Extracted records >>
---*---

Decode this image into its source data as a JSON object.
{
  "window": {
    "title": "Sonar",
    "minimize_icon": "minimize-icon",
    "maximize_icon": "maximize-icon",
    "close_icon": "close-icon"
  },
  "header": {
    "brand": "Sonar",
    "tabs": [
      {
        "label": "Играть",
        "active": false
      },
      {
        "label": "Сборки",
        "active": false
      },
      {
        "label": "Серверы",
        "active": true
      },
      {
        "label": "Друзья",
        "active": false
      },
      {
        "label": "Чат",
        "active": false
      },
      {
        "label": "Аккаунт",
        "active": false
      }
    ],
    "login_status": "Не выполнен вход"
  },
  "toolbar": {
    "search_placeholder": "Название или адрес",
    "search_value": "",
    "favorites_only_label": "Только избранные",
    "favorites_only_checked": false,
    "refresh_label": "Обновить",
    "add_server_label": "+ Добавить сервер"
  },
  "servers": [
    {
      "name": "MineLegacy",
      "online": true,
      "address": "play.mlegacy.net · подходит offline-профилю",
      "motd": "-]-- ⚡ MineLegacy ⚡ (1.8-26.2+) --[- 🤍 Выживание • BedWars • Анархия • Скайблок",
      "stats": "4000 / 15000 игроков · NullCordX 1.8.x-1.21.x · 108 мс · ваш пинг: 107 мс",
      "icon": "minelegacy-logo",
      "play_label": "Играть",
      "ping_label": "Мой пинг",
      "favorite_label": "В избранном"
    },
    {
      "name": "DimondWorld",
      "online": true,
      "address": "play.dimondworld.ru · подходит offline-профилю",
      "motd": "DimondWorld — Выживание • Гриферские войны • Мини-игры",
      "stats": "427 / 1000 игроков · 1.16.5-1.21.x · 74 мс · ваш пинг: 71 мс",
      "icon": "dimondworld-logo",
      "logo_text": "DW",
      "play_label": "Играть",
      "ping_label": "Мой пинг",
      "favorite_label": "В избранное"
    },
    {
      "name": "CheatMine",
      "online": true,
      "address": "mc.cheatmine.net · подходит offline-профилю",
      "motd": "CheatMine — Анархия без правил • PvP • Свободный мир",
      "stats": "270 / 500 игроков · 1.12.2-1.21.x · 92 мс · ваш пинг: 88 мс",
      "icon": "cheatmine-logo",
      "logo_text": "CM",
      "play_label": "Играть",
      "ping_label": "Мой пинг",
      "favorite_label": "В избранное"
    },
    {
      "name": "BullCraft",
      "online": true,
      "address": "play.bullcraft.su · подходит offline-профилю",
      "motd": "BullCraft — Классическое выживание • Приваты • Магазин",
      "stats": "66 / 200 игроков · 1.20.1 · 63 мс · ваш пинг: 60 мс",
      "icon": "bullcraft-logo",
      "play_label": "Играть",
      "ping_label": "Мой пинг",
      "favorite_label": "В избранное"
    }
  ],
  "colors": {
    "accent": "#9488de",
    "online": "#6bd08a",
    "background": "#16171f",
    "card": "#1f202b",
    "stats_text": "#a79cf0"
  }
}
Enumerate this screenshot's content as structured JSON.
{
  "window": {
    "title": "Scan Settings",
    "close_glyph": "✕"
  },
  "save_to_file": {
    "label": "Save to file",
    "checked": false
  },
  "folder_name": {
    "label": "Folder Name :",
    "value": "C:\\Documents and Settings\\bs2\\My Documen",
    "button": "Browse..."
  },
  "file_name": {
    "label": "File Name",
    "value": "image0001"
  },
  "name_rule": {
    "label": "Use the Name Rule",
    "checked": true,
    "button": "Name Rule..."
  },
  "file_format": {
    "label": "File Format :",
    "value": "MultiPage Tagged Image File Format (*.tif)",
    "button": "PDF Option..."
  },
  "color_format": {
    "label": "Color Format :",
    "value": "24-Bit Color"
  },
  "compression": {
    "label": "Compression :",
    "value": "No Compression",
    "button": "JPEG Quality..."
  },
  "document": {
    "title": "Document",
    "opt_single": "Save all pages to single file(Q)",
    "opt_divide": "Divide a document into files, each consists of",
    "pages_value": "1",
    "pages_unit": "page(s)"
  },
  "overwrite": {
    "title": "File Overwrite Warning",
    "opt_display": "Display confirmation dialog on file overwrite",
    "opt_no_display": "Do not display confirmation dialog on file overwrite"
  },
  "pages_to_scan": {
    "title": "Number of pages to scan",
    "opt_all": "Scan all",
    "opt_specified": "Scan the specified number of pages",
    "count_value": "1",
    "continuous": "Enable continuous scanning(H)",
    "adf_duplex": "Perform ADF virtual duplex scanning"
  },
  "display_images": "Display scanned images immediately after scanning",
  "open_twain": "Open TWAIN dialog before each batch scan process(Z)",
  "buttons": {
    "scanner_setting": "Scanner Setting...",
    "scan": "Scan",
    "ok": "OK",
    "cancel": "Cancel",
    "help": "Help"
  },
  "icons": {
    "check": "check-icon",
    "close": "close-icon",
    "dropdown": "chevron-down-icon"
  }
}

---*---

Task to complete >> Select the lines that carry the string "title" and copy them.

Result for this task >>
    "title": "Sonar",
    "title": "Scan Settings",
    "title": "Document",
    "title": "File Overwrite Warning",
    "title": "Number of pages to scan",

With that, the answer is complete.